**Aim:** Only a number is wanted: how many lines of the entries include the string "경영자로서의"?

Recorded data:
=-=-=-=-=

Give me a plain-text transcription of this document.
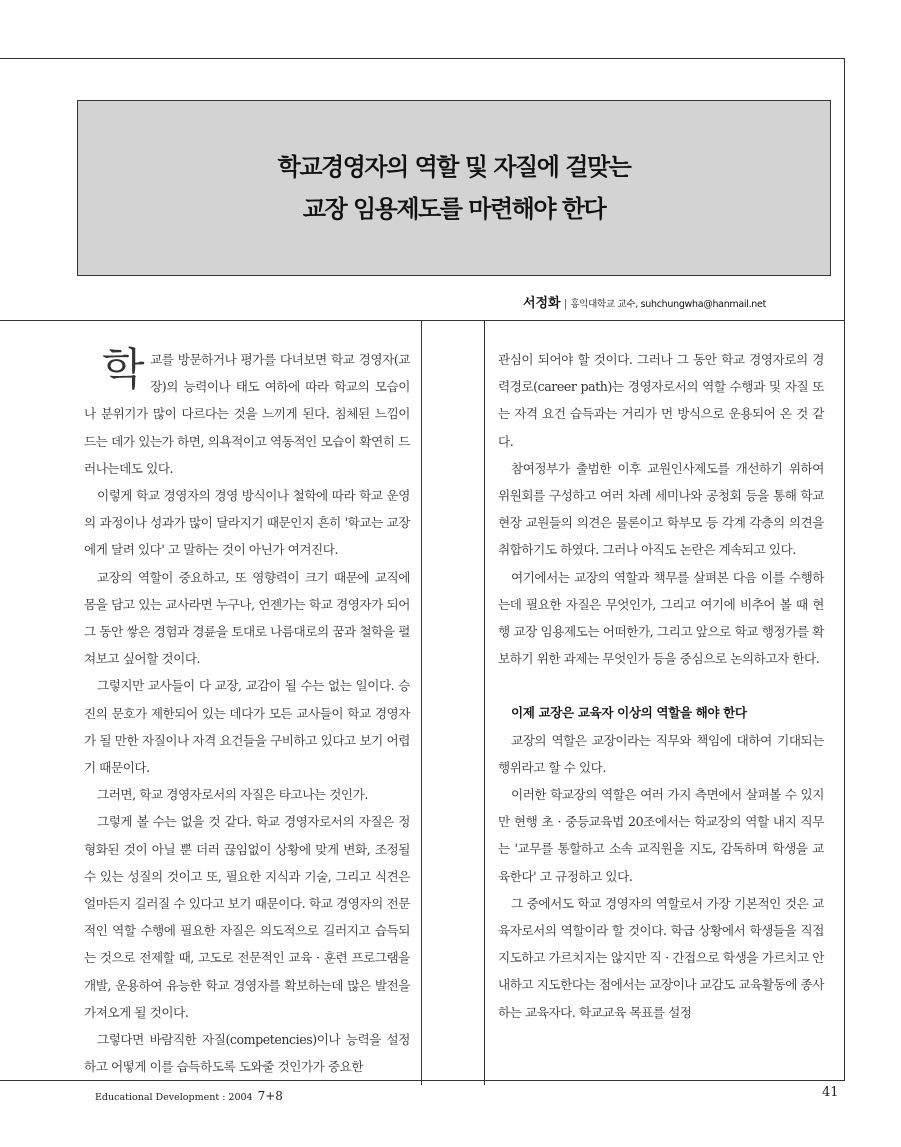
학교경영자의 역할 및 자질에 걸맞는
교장 임용제도를 마련해야 한다
서정화 | 홍익대학교 교수, suhchungwha@hanmail.net

학교를 방문하거나 평가를 다녀보면 학교 경영자(교장)의 능력이나 태도 여하에 따라 학교의 모습이나 분위기가 많이 다르다는 것을 느끼게 된다. 침체된 느낌이 드는 데가 있는가 하면, 의욕적이고 역동적인 모습이 확연히 드러나는데도 있다.

이렇게 학교 경영자의 경영 방식이나 철학에 따라 학교 운영의 과정이나 성과가 많이 달라지기 때문인지 흔히 '학교는 교장에게 달려 있다' 고 말하는 것이 아닌가 여겨진다.

교장의 역할이 중요하고, 또 영향력이 크기 때문에 교직에 몸을 담고 있는 교사라면 누구나, 언젠가는 학교 경영자가 되어 그 동안 쌓은 경험과 경륜을 토대로 나름대로의 꿈과 철학을 펼쳐보고 싶어할 것이다.

그렇지만 교사들이 다 교장, 교감이 될 수는 없는 일이다. 승진의 문호가 제한되어 있는 데다가 모든 교사들이 학교 경영자가 될 만한 자질이나 자격 요건들을 구비하고 있다고 보기 어렵기 때문이다.

그러면, 학교 경영자로서의 자질은 타고나는 것인가.

그렇게 볼 수는 없을 것 같다. 학교 경영자로서의 자질은 정형화된 것이 아닐 뿐 더러 끊임없이 상황에 맞게 변화, 조정될 수 있는 성질의 것이고 또, 필요한 지식과 기술, 그리고 식견은 얼마든지 길러질 수 있다고 보기 때문이다. 학교 경영자의 전문적인 역할 수행에 필요한 자질은 의도적으로 길러지고 습득되는 것으로 전제할 때, 고도로 전문적인 교육 · 훈련 프로그램을 개발, 운용하여 유능한 학교 경영자를 확보하는데 많은 발전을 가져오게 될 것이다.

그렇다면 바람직한 자질(competencies)이나 능력을 설정하고 어떻게 이를 습득하도록 도와줄 것인가가 중요한

관심이 되어야 할 것이다. 그러나 그 동안 학교 경영자로의 경력경로(career path)는 경영자로서의 역할 수행과 및 자질 또는 자격 요건 습득과는 거리가 먼 방식으로 운용되어 온 것 같다.

참여정부가 출범한 이후 교원인사제도를 개선하기 위하여 위원회를 구성하고 여러 차례 세미나와 공청회 등을 통해 학교 현장 교원들의 의견은 물론이고 학부모 등 각계 각층의 의견을 취합하기도 하였다. 그러나 아직도 논란은 계속되고 있다.

여기에서는 교장의 역할과 책무를 살펴본 다음 이를 수행하는데 필요한 자질은 무엇인가, 그리고 여기에 비추어 볼 때 현행 교장 임용제도는 어떠한가, 그리고 앞으로 학교 행정가를 확보하기 위한 과제는 무엇인가 등을 중심으로 논의하고자 한다.

이제 교장은 교육자 이상의 역할을 해야 한다

교장의 역할은 교장이라는 직무와 책임에 대하여 기대되는 행위라고 할 수 있다.

이러한 학교장의 역할은 여러 가지 측면에서 살펴볼 수 있지만 현행 초 · 중등교육법 20조에서는 학교장의 역할 내지 직무는 '교무를 통할하고 소속 교직원을 지도, 감독하며 학생을 교육한다' 고 규정하고 있다.

그 중에서도 학교 경영자의 역할로서 가장 기본적인 것은 교육자로서의 역할이라 할 것이다. 학급 상황에서 학생들을 직접 지도하고 가르치지는 않지만 직 · 간접으로 학생을 가르치고 안내하고 지도한다는 점에서는 교장이나 교감도 교육활동에 종사하는 교육자다. 학교교육 목표를 설정

Educational Development : 2004 7+8	41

=-=-=-=-=

**Written response:** 3